> Written problem
Pull every line containing "type" out of the material below.

> Given records
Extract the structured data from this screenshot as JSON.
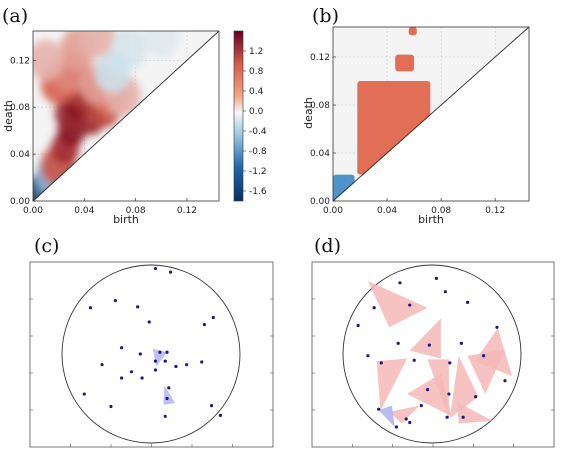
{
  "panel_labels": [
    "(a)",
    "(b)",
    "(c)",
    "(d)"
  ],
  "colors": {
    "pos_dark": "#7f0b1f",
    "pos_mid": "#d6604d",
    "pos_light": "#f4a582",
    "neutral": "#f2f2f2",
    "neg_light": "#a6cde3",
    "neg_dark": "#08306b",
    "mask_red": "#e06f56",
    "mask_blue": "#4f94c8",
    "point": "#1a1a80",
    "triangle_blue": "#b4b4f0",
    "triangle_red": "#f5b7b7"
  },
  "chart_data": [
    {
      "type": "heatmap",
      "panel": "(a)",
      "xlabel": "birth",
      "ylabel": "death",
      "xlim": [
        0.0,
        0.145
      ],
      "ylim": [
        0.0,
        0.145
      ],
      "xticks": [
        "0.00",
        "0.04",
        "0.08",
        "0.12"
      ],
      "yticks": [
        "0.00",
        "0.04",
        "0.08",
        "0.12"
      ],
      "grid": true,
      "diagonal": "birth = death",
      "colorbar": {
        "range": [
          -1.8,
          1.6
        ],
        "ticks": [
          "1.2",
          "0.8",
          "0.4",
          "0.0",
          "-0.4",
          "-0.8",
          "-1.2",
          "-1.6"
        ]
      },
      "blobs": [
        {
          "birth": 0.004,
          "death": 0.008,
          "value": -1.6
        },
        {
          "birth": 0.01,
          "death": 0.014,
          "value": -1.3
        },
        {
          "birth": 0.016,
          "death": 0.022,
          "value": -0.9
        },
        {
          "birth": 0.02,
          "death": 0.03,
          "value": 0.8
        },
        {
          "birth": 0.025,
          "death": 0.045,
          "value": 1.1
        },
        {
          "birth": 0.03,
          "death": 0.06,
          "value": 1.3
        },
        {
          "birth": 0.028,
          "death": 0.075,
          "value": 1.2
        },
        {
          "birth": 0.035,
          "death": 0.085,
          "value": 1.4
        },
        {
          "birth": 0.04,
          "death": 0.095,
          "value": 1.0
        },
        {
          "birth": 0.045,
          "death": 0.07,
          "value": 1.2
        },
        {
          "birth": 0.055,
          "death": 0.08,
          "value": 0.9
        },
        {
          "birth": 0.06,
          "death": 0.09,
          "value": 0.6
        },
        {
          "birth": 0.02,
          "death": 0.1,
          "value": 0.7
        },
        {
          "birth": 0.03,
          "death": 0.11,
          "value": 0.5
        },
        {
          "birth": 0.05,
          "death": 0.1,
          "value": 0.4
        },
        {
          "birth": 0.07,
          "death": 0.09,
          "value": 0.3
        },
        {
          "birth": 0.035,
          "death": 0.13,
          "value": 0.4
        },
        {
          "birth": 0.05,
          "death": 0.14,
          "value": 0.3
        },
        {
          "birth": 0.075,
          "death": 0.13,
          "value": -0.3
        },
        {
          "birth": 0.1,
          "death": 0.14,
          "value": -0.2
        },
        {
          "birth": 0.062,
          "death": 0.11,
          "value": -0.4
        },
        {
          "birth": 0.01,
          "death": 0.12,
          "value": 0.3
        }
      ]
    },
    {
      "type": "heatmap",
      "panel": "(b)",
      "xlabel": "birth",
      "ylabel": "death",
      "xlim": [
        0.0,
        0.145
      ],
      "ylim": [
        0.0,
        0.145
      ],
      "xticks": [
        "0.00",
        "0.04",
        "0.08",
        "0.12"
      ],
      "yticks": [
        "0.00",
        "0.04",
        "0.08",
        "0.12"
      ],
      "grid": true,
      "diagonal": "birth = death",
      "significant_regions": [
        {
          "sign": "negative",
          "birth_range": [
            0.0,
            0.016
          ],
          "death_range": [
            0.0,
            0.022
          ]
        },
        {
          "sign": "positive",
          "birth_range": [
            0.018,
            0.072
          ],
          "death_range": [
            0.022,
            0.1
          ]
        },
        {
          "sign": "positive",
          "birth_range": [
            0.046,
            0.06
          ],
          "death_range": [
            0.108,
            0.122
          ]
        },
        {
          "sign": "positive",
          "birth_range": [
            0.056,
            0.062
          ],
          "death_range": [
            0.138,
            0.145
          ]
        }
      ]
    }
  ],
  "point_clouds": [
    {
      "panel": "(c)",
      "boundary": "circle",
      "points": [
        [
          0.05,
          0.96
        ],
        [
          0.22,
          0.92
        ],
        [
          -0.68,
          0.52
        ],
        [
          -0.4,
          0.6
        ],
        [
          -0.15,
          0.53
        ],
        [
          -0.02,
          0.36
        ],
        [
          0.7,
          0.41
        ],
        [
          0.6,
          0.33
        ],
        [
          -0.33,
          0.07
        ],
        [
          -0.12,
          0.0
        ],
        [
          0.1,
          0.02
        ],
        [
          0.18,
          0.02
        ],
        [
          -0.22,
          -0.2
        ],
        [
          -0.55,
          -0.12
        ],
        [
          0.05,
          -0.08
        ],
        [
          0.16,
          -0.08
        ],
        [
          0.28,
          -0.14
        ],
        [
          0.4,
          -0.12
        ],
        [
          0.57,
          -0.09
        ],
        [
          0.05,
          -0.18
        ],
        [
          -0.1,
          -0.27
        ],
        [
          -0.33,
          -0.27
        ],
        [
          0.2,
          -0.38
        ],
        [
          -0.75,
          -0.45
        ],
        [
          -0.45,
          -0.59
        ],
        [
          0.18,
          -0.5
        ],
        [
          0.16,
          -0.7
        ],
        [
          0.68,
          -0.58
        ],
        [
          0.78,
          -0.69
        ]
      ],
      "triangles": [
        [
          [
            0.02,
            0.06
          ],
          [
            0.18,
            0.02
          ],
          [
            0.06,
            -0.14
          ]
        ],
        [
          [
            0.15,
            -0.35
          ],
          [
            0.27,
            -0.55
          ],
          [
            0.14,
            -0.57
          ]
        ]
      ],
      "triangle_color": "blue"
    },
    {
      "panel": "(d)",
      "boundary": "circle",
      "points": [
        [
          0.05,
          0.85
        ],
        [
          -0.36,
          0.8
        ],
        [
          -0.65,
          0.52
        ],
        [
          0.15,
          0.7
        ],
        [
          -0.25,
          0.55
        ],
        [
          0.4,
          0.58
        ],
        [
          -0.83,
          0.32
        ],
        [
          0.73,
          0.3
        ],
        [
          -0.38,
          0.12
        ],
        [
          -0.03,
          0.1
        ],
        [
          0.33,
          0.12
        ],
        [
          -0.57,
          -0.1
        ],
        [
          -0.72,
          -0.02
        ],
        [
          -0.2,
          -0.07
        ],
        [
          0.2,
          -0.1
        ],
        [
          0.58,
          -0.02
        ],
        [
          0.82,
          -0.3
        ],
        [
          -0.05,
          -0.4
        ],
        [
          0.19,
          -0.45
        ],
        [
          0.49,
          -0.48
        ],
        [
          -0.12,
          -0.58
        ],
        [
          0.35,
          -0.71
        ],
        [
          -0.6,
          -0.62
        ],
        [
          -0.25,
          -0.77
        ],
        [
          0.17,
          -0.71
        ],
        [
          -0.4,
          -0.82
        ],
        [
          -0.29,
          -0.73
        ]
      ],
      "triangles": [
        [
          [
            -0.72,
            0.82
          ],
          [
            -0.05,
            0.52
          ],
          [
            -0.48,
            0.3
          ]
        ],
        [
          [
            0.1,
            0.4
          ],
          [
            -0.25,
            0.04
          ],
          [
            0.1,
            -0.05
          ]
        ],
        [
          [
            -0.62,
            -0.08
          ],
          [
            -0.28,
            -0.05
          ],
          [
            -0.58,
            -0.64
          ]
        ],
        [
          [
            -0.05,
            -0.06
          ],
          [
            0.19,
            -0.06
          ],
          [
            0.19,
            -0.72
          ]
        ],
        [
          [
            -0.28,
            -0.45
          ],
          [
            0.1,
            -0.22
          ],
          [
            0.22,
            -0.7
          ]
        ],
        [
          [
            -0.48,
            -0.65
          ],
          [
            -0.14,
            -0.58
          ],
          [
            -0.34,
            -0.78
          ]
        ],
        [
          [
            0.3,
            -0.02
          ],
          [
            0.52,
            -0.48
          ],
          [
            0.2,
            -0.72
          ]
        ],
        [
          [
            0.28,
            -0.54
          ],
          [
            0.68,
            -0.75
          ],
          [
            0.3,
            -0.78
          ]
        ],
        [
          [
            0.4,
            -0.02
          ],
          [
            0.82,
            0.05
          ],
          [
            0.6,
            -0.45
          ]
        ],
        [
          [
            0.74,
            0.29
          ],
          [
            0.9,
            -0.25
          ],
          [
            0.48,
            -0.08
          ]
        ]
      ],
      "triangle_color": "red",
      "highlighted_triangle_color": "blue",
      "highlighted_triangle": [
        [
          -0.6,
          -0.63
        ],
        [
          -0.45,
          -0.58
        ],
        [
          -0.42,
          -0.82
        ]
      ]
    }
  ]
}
--
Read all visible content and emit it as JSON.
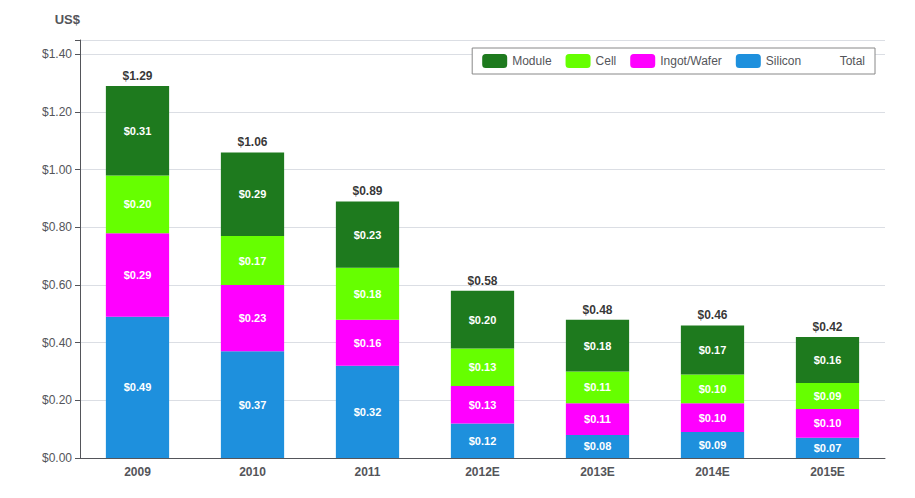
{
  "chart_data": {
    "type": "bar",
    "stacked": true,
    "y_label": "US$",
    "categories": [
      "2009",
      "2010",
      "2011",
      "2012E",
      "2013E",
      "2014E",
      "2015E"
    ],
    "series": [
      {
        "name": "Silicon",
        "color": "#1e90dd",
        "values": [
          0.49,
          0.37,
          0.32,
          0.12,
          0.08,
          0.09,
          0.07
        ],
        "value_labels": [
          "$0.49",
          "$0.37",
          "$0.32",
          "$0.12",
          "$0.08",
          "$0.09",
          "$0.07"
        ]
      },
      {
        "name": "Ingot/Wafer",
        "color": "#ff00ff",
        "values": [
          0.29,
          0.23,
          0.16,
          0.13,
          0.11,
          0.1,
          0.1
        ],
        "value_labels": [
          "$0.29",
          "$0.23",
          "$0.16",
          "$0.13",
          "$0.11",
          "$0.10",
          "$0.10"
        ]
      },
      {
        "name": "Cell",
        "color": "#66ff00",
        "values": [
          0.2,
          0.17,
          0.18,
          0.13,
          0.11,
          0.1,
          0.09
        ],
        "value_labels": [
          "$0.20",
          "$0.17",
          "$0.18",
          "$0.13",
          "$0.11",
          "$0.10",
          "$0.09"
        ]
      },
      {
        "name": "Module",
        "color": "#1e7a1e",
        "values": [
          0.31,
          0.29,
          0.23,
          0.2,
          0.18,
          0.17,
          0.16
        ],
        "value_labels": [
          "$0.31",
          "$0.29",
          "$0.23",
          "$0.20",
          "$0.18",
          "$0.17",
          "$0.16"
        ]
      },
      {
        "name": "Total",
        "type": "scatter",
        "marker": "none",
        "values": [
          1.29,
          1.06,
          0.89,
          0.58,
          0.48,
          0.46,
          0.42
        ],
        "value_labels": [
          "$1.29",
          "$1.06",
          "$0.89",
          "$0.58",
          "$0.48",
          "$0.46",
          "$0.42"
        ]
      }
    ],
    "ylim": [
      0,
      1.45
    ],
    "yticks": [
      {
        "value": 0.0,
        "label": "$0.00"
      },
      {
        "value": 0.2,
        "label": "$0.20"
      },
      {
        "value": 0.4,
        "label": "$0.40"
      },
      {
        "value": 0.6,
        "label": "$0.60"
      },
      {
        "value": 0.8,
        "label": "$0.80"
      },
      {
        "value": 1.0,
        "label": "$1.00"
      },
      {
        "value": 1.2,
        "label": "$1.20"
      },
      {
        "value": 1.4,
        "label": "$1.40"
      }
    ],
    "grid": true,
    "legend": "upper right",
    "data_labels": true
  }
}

> Output
      "type": "heatmap",
      "type": "heatmap",
    "type": "bar",
        "type": "scatter",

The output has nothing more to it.